◆ **Exercise description**: Copy out each line of the material in which the word "образование" appears.

◆ **Data records**:
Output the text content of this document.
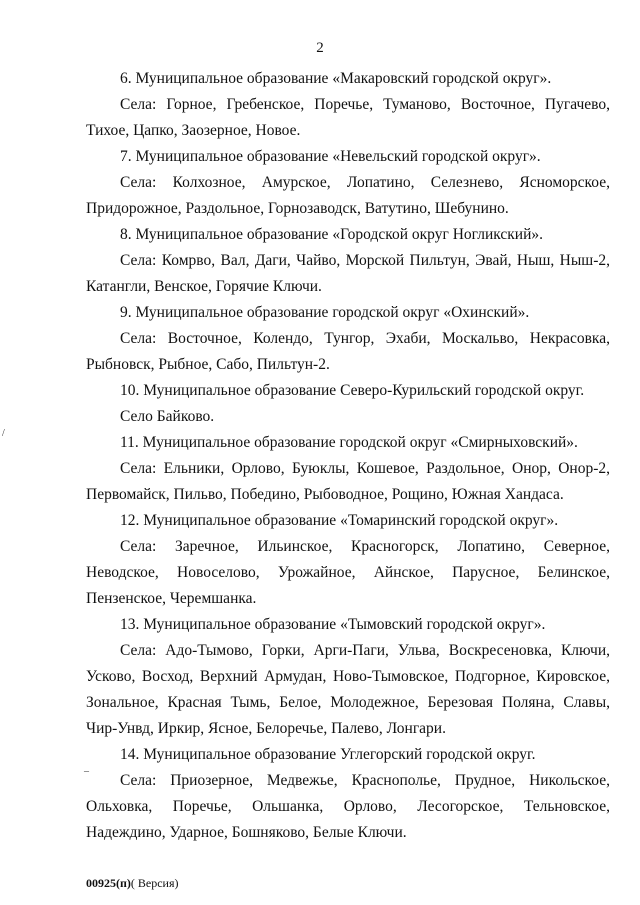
2

6. Муниципальное образование «Макаровский городской округ».

Села: Горное, Гребенское, Поречье, Туманово, Восточное, Пугачево, Тихое, Цапко, Заозерное, Новое.

7. Муниципальное образование «Невельский городской округ».

Села: Колхозное, Амурское, Лопатино, Селезнево, Ясноморское, Придорожное, Раздольное, Горнозаводск, Ватутино, Шебунино.

8. Муниципальное образование «Городской округ Ногликский».

Села: Комрво, Вал, Даги, Чайво, Морской Пильтун, Эвай, Ныш, Ныш-2, Катангли, Венское, Горячие Ключи.

9. Муниципальное образование городской округ «Охинский».

Села: Восточное, Колендо, Тунгор, Эхаби, Москальво, Некрасовка, Рыбновск, Рыбное, Сабо, Пильтун-2.

10. Муниципальное образование Северо-Курильский городской округ.

Село Байково.

11. Муниципальное образование городской округ «Смирныховский».

Села: Ельники, Орлово, Буюклы, Кошевое, Раздольное, Онор, Онор-2, Первомайск, Пильво, Победино, Рыбоводное, Рощино, Южная Хандаса.

12. Муниципальное образование «Томаринский городской округ».

Села: Заречное, Ильинское, Красногорск, Лопатино, Северное, Неводское, Новоселово, Урожайное, Айнское, Парусное, Белинское, Пензенское, Черемшанка.

13. Муниципальное образование «Тымовский городской округ».

Села: Адо-Тымово, Горки, Арги-Паги, Ульва, Воскресеновка, Ключи, Усково, Восход, Верхний Армудан, Ново-Тымовское, Подгорное, Кировское, Зональное, Красная Тымь, Белое, Молодежное, Березовая Поляна, Славы, Чир-Унвд, Иркир, Ясное, Белоречье, Палево, Лонгари.

14. Муниципальное образование Углегорский городской округ.

Села: Приозерное, Медвежье, Краснополье, Прудное, Никольское, Ольховка, Поречье, Ольшанка, Орлово, Лесогорское, Тельновское, Надеждино, Ударное, Бошняково, Белые Ключи.

/
–
00925(п)( Версия)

◆ **Output of the exercise**:
6. Муниципальное образование «Макаровский городской округ».
7. Муниципальное образование «Невельский городской округ».
8. Муниципальное образование «Городской округ Ногликский».
9. Муниципальное образование городской округ «Охинский».
10. Муниципальное образование Северо-Курильский городской округ.
11. Муниципальное образование городской округ «Смирныховский».
12. Муниципальное образование «Томаринский городской округ».
13. Муниципальное образование «Тымовский городской округ».
14. Муниципальное образование Углегорский городской округ.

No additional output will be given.